» **Task input**
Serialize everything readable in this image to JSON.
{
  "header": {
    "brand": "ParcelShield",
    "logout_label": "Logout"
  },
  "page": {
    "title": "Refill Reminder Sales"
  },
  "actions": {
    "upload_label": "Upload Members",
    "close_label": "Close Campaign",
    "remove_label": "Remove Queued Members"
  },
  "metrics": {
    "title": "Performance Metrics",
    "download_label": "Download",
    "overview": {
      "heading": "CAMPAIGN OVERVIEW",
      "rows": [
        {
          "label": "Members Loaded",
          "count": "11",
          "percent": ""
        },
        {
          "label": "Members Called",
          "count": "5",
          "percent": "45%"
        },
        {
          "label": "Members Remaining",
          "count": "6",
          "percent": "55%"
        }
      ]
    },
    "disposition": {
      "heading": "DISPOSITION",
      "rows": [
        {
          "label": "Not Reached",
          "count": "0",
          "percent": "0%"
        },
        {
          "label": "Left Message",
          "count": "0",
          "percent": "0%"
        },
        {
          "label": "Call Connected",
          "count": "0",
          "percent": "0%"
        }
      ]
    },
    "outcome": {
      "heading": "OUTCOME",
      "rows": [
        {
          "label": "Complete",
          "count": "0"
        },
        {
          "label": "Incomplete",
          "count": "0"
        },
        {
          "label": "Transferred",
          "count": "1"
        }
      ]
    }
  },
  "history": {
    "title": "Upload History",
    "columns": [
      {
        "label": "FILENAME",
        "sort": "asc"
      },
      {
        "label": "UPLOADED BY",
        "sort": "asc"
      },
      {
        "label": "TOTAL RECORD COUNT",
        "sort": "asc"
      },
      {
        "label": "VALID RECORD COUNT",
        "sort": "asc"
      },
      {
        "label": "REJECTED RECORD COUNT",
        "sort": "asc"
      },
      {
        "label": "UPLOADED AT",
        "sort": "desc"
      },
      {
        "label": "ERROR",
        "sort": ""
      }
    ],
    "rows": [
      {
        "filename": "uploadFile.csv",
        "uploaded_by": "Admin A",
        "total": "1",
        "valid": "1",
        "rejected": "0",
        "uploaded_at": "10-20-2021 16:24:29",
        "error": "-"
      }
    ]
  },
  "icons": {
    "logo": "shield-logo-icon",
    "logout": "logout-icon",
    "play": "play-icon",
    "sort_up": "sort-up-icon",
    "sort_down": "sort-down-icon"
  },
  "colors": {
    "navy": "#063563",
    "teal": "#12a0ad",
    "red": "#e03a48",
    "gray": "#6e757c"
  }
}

» **Work required**
Faithfully reproduce all of the records, character for character.

» **Output of the exercise**
Serialize everything readable in this image to JSON.
{
  "header": {
    "brand": "ParcelShield",
    "logout_label": "Logout"
  },
  "page": {
    "title": "Refill Reminder Sales"
  },
  "actions": {
    "upload_label": "Upload Members",
    "close_label": "Close Campaign",
    "remove_label": "Remove Queued Members"
  },
  "metrics": {
    "title": "Performance Metrics",
    "download_label": "Download",
    "overview": {
      "heading": "CAMPAIGN OVERVIEW",
      "rows": [
        {
          "label": "Members Loaded",
          "count": "11",
          "percent": ""
        },
        {
          "label": "Members Called",
          "count": "5",
          "percent": "45%"
        },
        {
          "label": "Members Remaining",
          "count": "6",
          "percent": "55%"
        }
      ]
    },
    "disposition": {
      "heading": "DISPOSITION",
      "rows": [
        {
          "label": "Not Reached",
          "count": "0",
          "percent": "0%"
        },
        {
          "label": "Left Message",
          "count": "0",
          "percent": "0%"
        },
        {
          "label": "Call Connected",
          "count": "0",
          "percent": "0%"
        }
      ]
    },
    "outcome": {
      "heading": "OUTCOME",
      "rows": [
        {
          "label": "Complete",
          "count": "0"
        },
        {
          "label": "Incomplete",
          "count": "0"
        },
        {
          "label": "Transferred",
          "count": "1"
        }
      ]
    }
  },
  "history": {
    "title": "Upload History",
    "columns": [
      {
        "label": "FILENAME",
        "sort": "asc"
      },
      {
        "label": "UPLOADED BY",
        "sort": "asc"
      },
      {
        "label": "TOTAL RECORD COUNT",
        "sort": "asc"
      },
      {
        "label": "VALID RECORD COUNT",
        "sort": "asc"
      },
      {
        "label": "REJECTED RECORD COUNT",
        "sort": "asc"
      },
      {
        "label": "UPLOADED AT",
        "sort": "desc"
      },
      {
        "label": "ERROR",
        "sort": ""
      }
    ],
    "rows": [
      {
        "filename": "uploadFile.csv",
        "uploaded_by": "Admin A",
        "total": "1",
        "valid": "1",
        "rejected": "0",
        "uploaded_at": "10-20-2021 16:24:29",
        "error": "-"
      }
    ]
  },
  "icons": {
    "logo": "shield-logo-icon",
    "logout": "logout-icon",
    "play": "play-icon",
    "sort_up": "sort-up-icon",
    "sort_down": "sort-down-icon"
  },
  "colors": {
    "navy": "#063563",
    "teal": "#12a0ad",
    "red": "#e03a48",
    "gray": "#6e757c"
  }
}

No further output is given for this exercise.